## [Required task]
Give every line below again, exactly.

## [Material provided]
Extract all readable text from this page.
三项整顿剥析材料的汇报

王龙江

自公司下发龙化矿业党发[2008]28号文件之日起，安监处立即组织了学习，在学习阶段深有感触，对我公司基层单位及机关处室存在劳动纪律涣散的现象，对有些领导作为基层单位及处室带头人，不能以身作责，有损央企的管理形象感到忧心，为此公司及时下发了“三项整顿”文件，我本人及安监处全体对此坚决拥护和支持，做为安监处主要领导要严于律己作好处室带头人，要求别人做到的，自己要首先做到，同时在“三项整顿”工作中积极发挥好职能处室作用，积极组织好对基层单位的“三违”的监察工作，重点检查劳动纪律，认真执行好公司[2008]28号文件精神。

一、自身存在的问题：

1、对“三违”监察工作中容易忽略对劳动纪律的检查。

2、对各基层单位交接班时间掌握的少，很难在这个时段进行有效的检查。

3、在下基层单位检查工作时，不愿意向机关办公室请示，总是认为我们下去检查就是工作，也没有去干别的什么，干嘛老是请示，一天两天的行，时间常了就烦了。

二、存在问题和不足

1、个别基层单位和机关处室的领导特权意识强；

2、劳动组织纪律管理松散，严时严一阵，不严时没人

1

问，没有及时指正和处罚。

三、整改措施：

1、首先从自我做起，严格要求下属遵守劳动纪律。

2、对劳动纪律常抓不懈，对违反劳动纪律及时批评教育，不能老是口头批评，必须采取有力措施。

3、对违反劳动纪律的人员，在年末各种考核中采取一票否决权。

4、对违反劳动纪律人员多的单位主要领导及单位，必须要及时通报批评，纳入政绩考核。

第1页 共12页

## [Problem solution]
Extract all readable text from this page.
三项整顿剥析材料的汇报

王龙江

自公司下发龙化矿业党发[2008]28号文件之日起，安监处立即组织了学习，在学习阶段深有感触，对我公司基层单位及机关处室存在劳动纪律涣散的现象，对有些领导作为基层单位及处室带头人，不能以身作责，有损央企的管理形象感到忧心，为此公司及时下发了“三项整顿”文件，我本人及安监处全体对此坚决拥护和支持，做为安监处主要领导要严于律己作好处室带头人，要求别人做到的，自己要首先做到，同时在“三项整顿”工作中积极发挥好职能处室作用，积极组织好对基层单位的“三违”的监察工作，重点检查劳动纪律，认真执行好公司[2008]28号文件精神。

一、自身存在的问题：

1、对“三违”监察工作中容易忽略对劳动纪律的检查。

2、对各基层单位交接班时间掌握的少，很难在这个时段进行有效的检查。

3、在下基层单位检查工作时，不愿意向机关办公室请示，总是认为我们下去检查就是工作，也没有去干别的什么，干嘛老是请示，一天两天的行，时间常了就烦了。

二、存在问题和不足

1、个别基层单位和机关处室的领导特权意识强；

2、劳动组织纪律管理松散，严时严一阵，不严时没人

1

问，没有及时指正和处罚。

三、整改措施：

1、首先从自我做起，严格要求下属遵守劳动纪律。

2、对劳动纪律常抓不懈，对违反劳动纪律及时批评教育，不能老是口头批评，必须采取有力措施。

3、对违反劳动纪律的人员，在年末各种考核中采取一票否决权。

4、对违反劳动纪律人员多的单位主要领导及单位，必须要及时通报批评，纳入政绩考核。

第1页 共12页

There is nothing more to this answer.